==== Items

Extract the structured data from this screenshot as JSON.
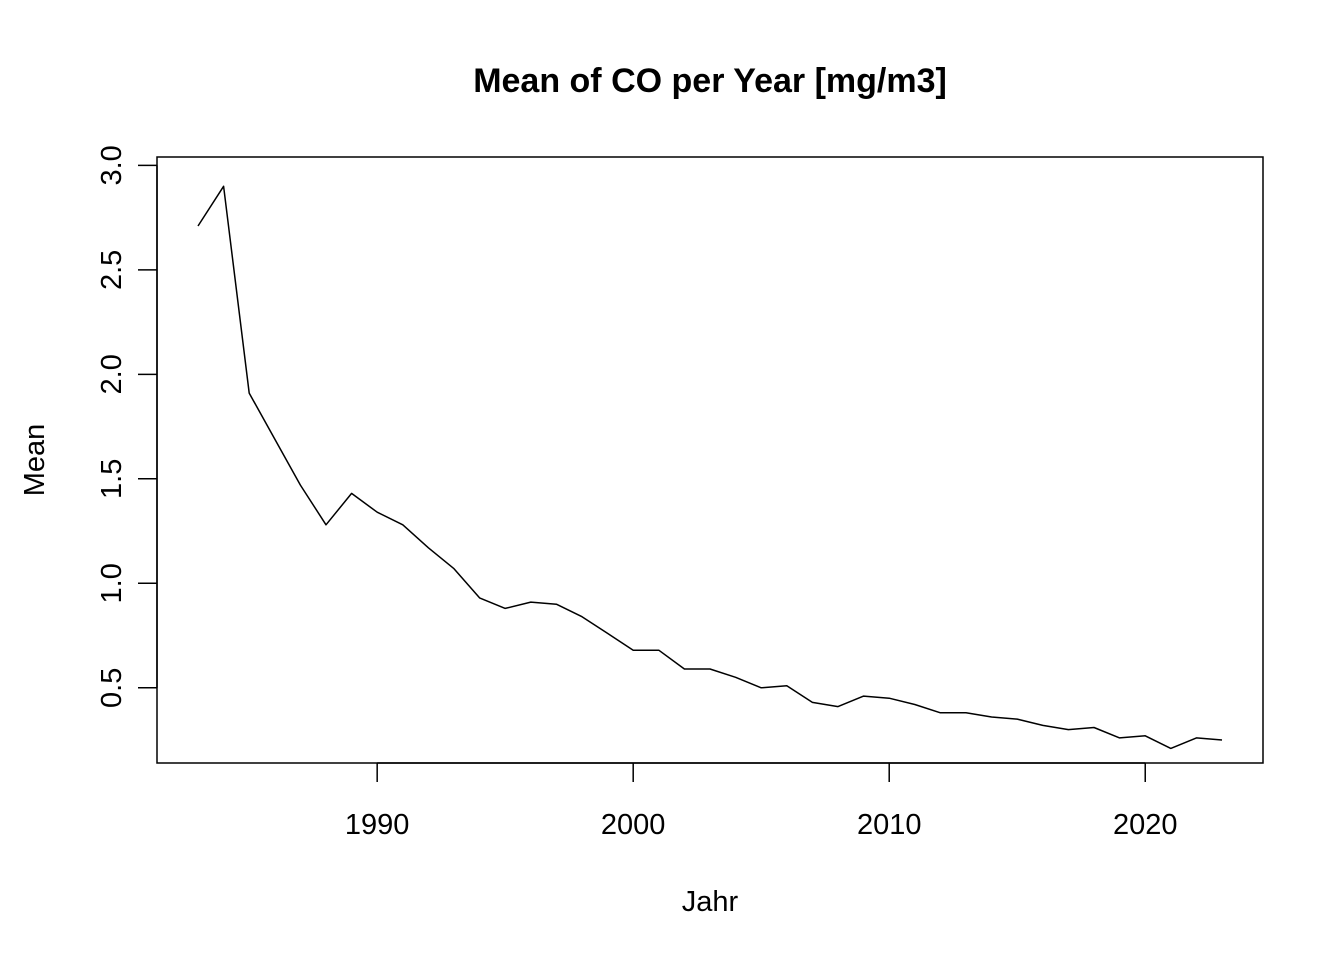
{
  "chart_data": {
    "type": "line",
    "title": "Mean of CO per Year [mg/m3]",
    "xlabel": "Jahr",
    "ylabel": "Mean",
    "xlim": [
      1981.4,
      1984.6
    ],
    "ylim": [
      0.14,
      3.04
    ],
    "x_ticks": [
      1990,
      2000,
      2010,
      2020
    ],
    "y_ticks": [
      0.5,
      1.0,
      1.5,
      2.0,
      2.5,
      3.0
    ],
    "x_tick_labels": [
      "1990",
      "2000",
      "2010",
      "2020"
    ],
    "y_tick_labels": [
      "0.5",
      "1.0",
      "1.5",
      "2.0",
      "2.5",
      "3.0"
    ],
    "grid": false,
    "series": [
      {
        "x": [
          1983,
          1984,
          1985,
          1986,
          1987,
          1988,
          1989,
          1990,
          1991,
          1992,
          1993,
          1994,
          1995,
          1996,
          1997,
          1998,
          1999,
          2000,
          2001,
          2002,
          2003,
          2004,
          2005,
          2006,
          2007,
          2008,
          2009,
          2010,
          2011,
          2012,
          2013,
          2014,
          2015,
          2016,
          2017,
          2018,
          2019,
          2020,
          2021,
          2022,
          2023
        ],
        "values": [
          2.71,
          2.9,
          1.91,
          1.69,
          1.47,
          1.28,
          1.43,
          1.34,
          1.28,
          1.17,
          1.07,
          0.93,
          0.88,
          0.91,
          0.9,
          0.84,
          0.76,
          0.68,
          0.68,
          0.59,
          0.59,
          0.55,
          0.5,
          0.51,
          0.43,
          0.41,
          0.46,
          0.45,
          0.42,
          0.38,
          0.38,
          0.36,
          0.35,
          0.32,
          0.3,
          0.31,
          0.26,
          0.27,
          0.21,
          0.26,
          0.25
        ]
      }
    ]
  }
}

========

**Aim of the exercise**.
Return the full material word for word. Do not include the pictures.

**Correct result**.
Extract the structured data from this screenshot as JSON.
{
  "chart_data": {
    "type": "line",
    "title": "Mean of CO per Year [mg/m3]",
    "xlabel": "Jahr",
    "ylabel": "Mean",
    "xlim": [
      1981.4,
      1984.6
    ],
    "ylim": [
      0.14,
      3.04
    ],
    "x_ticks": [
      1990,
      2000,
      2010,
      2020
    ],
    "y_ticks": [
      0.5,
      1.0,
      1.5,
      2.0,
      2.5,
      3.0
    ],
    "x_tick_labels": [
      "1990",
      "2000",
      "2010",
      "2020"
    ],
    "y_tick_labels": [
      "0.5",
      "1.0",
      "1.5",
      "2.0",
      "2.5",
      "3.0"
    ],
    "grid": false,
    "series": [
      {
        "x": [
          1983,
          1984,
          1985,
          1986,
          1987,
          1988,
          1989,
          1990,
          1991,
          1992,
          1993,
          1994,
          1995,
          1996,
          1997,
          1998,
          1999,
          2000,
          2001,
          2002,
          2003,
          2004,
          2005,
          2006,
          2007,
          2008,
          2009,
          2010,
          2011,
          2012,
          2013,
          2014,
          2015,
          2016,
          2017,
          2018,
          2019,
          2020,
          2021,
          2022,
          2023
        ],
        "values": [
          2.71,
          2.9,
          1.91,
          1.69,
          1.47,
          1.28,
          1.43,
          1.34,
          1.28,
          1.17,
          1.07,
          0.93,
          0.88,
          0.91,
          0.9,
          0.84,
          0.76,
          0.68,
          0.68,
          0.59,
          0.59,
          0.55,
          0.5,
          0.51,
          0.43,
          0.41,
          0.46,
          0.45,
          0.42,
          0.38,
          0.38,
          0.36,
          0.35,
          0.32,
          0.3,
          0.31,
          0.26,
          0.27,
          0.21,
          0.26,
          0.25
        ]
      }
    ]
  }
}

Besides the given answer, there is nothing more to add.